* [Written instruction]
Look over the lines below. Report each one that includes the string "القرار".

□ □ □ □ □

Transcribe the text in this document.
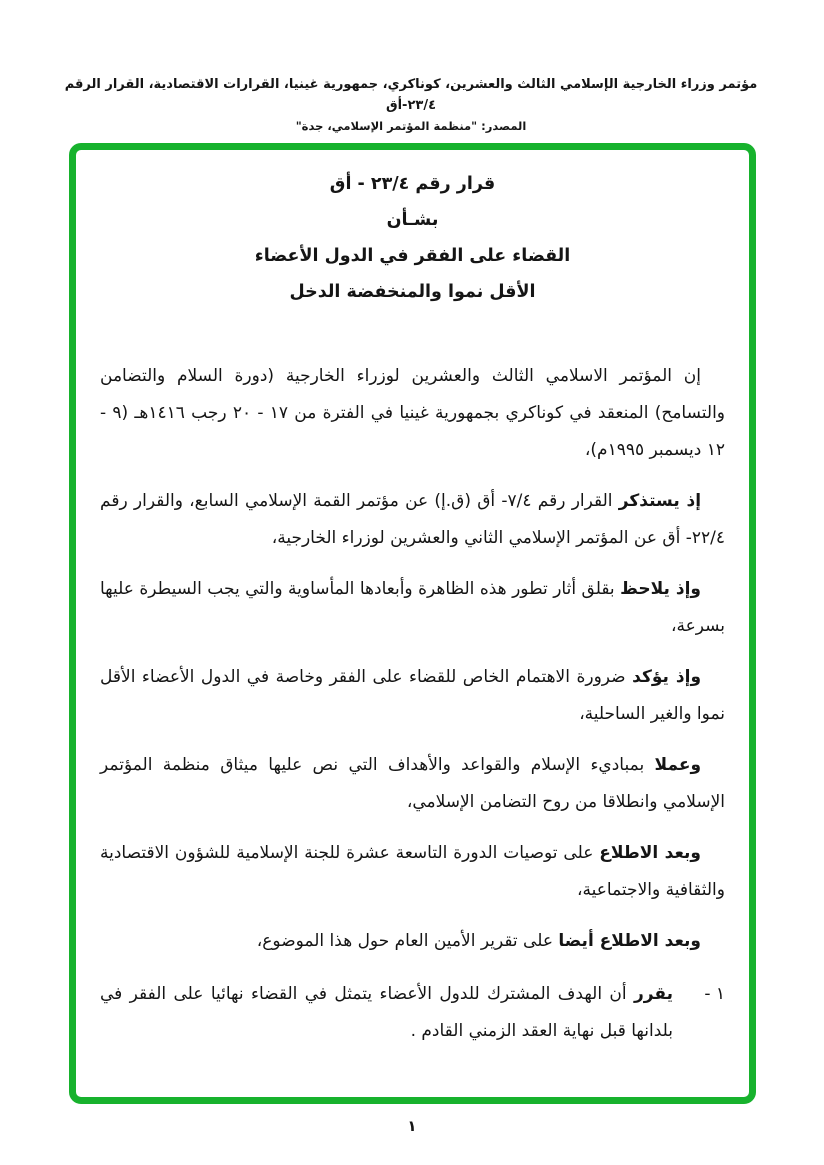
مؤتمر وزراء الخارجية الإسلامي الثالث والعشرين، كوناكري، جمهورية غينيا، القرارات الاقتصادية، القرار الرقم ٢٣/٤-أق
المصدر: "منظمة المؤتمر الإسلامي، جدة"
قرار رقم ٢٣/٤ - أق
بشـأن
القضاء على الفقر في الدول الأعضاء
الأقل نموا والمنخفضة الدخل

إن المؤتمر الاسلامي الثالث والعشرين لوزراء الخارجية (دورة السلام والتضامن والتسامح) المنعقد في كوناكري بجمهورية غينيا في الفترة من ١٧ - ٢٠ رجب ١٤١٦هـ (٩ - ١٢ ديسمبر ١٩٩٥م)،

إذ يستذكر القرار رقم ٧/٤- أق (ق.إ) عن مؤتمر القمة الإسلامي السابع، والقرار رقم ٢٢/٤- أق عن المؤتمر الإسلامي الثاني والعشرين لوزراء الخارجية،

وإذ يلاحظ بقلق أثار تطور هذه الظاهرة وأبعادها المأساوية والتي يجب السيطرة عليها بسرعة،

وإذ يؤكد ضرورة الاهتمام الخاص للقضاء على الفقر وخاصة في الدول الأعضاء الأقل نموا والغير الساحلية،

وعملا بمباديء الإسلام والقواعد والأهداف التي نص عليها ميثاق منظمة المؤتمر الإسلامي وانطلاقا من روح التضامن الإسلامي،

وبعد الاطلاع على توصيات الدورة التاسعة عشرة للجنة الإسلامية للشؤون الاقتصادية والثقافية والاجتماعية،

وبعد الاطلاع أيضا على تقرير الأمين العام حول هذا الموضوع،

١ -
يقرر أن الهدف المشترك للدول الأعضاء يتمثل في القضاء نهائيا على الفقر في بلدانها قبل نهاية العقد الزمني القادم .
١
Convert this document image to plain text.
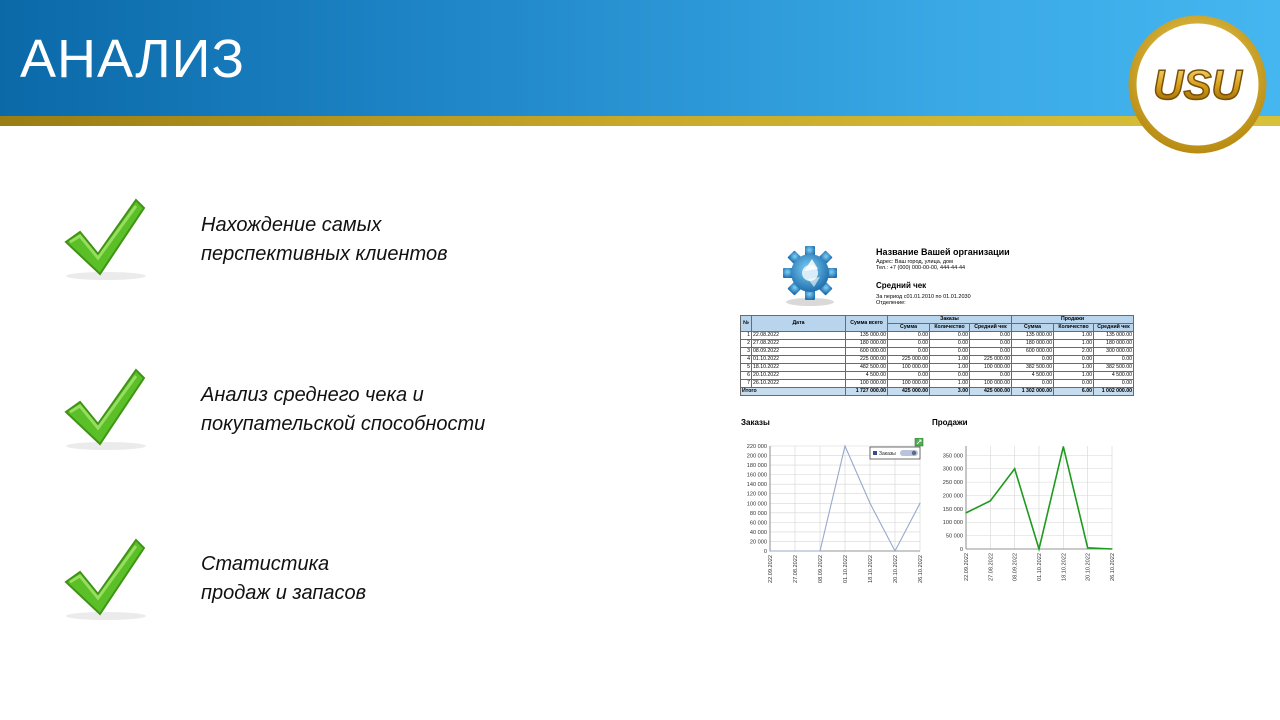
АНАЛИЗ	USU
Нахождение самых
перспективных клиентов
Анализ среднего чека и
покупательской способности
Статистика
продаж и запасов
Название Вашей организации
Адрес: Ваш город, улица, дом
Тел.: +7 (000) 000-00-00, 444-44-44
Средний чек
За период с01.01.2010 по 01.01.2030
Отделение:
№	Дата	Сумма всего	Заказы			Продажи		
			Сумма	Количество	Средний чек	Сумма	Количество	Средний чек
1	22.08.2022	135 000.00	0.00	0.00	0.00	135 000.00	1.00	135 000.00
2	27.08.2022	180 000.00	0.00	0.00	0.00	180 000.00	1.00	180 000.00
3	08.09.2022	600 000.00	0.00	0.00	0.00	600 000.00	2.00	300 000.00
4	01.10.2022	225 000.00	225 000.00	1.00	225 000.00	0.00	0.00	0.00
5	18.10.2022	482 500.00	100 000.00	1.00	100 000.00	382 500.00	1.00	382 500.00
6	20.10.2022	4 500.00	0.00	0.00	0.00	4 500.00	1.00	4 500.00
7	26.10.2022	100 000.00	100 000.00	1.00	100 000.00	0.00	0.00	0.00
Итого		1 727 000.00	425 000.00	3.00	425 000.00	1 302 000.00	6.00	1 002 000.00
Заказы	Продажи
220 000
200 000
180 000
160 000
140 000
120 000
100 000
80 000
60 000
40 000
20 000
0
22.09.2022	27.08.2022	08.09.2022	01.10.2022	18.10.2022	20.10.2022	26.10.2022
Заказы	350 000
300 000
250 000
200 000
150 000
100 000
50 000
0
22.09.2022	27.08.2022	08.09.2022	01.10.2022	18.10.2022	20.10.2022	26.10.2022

□ □ □ □ □

* [Completed exercise]
مؤتمر وزراء الخارجية الإسلامي الثالث والعشرين، كوناكري، جمهورية غينيا، القرارات الاقتصادية، القرار الرقم ٢٣/٤-أق
إذ يستذكر القرار رقم ٧/٤- أق (ق.إ) عن مؤتمر القمة الإسلامي السابع، والقرار رقم ٢٢/٤- أق عن المؤتمر الإسلامي الثاني والعشرين لوزراء الخارجية،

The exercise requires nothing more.